------ Data to process ------

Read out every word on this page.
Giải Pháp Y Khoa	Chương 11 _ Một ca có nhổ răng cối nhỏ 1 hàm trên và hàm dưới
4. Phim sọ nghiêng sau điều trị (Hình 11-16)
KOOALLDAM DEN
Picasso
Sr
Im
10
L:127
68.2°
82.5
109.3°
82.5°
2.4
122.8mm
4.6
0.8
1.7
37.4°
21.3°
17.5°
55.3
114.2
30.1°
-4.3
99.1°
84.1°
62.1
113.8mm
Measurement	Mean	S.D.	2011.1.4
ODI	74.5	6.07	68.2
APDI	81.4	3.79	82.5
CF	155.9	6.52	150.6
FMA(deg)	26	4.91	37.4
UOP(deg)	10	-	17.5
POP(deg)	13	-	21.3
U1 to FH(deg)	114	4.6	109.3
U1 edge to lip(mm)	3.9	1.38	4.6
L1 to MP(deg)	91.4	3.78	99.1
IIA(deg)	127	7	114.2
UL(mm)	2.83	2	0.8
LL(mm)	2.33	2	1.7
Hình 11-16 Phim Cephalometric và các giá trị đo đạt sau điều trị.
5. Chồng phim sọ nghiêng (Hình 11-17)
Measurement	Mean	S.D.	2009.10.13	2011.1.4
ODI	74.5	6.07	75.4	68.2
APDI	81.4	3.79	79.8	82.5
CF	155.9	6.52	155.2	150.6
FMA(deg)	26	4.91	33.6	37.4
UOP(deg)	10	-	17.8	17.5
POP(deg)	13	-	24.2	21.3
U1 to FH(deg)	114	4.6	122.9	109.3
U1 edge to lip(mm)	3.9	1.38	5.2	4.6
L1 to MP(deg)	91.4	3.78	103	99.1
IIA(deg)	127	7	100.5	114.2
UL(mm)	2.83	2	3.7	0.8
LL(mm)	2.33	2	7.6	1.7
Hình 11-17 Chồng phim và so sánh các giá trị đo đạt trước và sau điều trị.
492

------

## What to do
Select and copy every line of the material that holds the string "điều".

## Solution for this exercise
4. Phim sọ nghiêng sau điều trị (Hình 11-16)
Hình 11-16 Phim Cephalometric và các giá trị đo đạt sau điều trị.
Hình 11-17 Chồng phim và so sánh các giá trị đo đạt trước và sau điều trị.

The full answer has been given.